* [OBJECTIVE]: Copy word for word the part of the reply below about PostgreSQL read speed that runs from "Regardless, it's easy" up to and including "the near future.".

* begin SELECTED PASSAGE *

On Sun, 27 Sep 2009, Gerhard Wiesinger wrote:

> I think this is one of the most critical performance showstopper of
> PostgreSQL on the I/O side.

I wish, this is an easy problem compared to the real important ones that
need to be resolved.  Situations where the OS is capable of faster
sequential I/O performance than PostgreSQL appears to deliver doing reads
are often caused by something other than what the person doing said
benchmarking believes they are.  For example, the last time I thought I
had a smoking gun situation just like the one you're describing, it turns
out the background operation I didn't know was going on that slowed things
down were hint bit updates:  http://wiki.postgresql.org/wiki/Hint_Bits

Background checkpoints can also cause this, typically if you set
checkpoint_segments really high and watch when they're happening you can
avoid that interfering with results too.

It's hard to isolate out the cause of issues like this.  Since most people
seem to get something close to real disk speed from sequential scans when
measured properly, I would suggest starting with the assumption there's
something wrong with your test case rather than PostgreSQL.  The best way
to do that is to construct a test case others can run that shows the same
problem on other systems using the database itself.  The easiest way to
build one of those is using generate_series to create some bogus test
data, SELECT everything in there with \timing on, and then use the size of
the relation on disk to estimate MB/s.

Regardless, it's easy enough to build PostgreSQL with larger block sizes
if you think that really matters for your situation.  You're never going
to see that in the mainstream version though, because there are plenty of
downsides to using larger blocks.  And since the database doesn't actually
know where on disk things are at, it's not really in a good position to
make decisions about I/O scheduling anyway.  More on that below.

> What's the current status of the patch of Gregory Stark? Any timeframes to
> integrate?

There needs to be a fairly major rearchitecting of how PostgreSQL handles
incoming disk I/O for that to go anywhere else, and I don't believe that's
expected to be ready in the near future.

> Does it also work for sequence scans? Any plans for a generic "multi block
> read count" solution?

There was a similar patch for sequential scans submitted by someone else
based on that work.  It was claimed to help performance on a Linux system
with a rather poor disk I/O setup.  No one else was able to replicate any
performance improvement using the patch though.  As far as I've been able
to tell, the read-ahead logic being done by the Linux kernel and in some
hardware is already doing this sort of optimization for you on that OS,
whether or not your app knows enough to recognize it's sequentially
scanning the disk it's working against.

* end SELECTED PASSAGE *
* begin STORED DATA *

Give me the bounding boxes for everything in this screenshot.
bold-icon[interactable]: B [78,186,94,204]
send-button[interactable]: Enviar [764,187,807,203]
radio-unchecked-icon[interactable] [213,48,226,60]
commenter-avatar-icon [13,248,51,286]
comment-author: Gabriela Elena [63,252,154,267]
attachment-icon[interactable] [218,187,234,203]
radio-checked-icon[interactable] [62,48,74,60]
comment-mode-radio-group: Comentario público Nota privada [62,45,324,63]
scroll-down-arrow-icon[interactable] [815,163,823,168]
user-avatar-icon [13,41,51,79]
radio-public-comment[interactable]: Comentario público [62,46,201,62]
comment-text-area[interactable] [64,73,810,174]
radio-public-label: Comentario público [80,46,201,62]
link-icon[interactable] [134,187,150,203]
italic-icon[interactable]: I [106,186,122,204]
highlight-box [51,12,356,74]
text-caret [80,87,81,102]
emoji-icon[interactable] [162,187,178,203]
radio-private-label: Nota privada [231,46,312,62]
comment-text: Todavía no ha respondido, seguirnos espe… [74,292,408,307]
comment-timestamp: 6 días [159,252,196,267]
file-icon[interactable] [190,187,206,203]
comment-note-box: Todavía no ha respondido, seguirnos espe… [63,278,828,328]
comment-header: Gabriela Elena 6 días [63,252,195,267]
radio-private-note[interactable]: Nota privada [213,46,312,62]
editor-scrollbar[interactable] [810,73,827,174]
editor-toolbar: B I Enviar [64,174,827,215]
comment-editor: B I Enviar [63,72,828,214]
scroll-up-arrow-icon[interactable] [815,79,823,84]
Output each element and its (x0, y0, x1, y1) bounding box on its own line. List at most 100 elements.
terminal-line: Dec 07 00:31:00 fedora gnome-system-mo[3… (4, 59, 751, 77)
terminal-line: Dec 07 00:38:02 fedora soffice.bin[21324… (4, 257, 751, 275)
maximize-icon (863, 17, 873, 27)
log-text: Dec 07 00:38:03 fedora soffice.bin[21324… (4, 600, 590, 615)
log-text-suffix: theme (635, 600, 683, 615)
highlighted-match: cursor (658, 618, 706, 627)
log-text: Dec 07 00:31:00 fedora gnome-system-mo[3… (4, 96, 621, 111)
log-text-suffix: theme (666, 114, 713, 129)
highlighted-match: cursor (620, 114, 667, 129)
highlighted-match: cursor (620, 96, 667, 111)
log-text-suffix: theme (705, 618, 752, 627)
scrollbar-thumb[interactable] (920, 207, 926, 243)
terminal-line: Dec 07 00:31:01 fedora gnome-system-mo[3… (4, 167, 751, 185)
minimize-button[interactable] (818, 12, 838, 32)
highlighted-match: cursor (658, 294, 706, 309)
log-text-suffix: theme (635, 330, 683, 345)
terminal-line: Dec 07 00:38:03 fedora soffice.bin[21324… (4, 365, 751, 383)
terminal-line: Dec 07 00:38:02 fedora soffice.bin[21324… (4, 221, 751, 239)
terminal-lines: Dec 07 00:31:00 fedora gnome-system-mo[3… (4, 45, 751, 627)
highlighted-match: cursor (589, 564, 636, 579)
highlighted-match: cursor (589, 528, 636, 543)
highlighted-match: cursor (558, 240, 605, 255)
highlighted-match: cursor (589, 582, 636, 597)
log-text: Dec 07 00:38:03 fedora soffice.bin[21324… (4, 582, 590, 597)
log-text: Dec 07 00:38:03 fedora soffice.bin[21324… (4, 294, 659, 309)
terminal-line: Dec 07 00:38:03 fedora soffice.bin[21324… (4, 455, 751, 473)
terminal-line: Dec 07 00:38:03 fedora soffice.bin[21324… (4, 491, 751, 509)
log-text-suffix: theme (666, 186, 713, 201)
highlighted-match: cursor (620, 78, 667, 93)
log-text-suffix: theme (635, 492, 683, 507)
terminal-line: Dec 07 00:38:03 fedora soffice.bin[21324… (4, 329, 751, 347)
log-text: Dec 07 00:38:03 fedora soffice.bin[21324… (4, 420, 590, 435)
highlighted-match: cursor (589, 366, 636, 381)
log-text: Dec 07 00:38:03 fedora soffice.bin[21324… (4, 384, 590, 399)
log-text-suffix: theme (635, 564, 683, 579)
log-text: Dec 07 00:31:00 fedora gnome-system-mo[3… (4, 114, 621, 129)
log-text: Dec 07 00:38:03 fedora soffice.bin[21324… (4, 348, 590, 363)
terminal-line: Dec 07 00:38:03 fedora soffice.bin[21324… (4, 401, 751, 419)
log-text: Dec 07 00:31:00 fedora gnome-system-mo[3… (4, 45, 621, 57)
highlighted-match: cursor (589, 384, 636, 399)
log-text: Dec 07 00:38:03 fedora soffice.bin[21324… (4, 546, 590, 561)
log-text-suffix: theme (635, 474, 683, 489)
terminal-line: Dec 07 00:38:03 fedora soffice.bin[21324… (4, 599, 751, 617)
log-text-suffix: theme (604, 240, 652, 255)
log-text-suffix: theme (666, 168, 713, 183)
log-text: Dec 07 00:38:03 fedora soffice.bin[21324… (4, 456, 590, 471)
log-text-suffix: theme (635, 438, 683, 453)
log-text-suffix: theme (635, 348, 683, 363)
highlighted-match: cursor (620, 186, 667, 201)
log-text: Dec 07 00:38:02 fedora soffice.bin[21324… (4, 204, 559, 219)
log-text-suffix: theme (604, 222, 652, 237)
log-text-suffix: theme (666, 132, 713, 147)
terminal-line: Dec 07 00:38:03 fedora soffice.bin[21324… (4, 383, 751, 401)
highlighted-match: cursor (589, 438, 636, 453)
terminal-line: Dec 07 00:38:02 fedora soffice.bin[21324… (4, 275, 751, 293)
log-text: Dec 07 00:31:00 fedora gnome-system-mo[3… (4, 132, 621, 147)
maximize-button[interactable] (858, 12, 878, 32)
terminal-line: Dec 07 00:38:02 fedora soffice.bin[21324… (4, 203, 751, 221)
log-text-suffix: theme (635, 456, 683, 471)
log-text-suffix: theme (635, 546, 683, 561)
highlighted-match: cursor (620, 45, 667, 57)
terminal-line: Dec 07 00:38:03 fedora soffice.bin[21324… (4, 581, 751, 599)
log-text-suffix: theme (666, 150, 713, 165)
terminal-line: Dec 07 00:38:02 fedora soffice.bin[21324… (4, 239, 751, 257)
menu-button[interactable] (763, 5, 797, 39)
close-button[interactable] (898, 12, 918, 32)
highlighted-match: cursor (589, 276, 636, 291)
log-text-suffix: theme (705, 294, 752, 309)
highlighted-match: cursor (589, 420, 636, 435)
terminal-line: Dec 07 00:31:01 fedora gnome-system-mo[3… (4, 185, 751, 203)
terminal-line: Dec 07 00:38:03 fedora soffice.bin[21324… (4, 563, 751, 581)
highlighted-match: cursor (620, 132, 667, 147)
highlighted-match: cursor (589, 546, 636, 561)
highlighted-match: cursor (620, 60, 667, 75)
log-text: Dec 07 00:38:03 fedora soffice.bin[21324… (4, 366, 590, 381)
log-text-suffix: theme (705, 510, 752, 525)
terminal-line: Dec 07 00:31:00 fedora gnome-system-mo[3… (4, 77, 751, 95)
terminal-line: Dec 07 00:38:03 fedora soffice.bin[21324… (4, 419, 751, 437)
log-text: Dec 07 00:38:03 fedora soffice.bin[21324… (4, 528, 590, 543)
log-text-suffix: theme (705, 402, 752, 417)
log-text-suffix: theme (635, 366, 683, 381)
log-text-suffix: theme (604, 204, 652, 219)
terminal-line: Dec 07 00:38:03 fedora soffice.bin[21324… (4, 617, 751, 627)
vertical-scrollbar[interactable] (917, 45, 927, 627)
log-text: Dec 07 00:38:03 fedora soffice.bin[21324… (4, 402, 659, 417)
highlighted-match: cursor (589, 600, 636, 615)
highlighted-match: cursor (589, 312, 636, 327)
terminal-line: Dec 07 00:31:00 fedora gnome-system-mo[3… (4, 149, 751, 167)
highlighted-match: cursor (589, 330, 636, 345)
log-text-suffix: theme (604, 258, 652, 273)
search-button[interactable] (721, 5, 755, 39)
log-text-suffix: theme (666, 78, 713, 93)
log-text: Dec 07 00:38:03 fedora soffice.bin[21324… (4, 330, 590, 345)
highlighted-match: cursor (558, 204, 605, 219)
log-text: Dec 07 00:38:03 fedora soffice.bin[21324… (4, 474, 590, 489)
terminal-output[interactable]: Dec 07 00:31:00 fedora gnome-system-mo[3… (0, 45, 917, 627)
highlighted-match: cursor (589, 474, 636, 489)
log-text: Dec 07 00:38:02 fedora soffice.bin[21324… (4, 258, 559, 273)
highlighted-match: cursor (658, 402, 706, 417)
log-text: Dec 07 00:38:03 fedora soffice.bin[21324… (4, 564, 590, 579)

* end STORED DATA *

* [WRITTEN SOLUTION]:
Regardless, it's easy enough to build PostgreSQL with larger block sizes
if you think that really matters for your situation.  You're never going
to see that in the mainstream version though, because there are plenty of
downsides to using larger blocks.  And since the database doesn't actually
know where on disk things are at, it's not really in a good position to
make decisions about I/O scheduling anyway.  More on that below.

> What's the current status of the patch of Gregory Stark? Any timeframes to
> integrate?

There needs to be a fairly major rearchitecting of how PostgreSQL handles
incoming disk I/O for that to go anywhere else, and I don't believe that's
expected to be ready in the near future.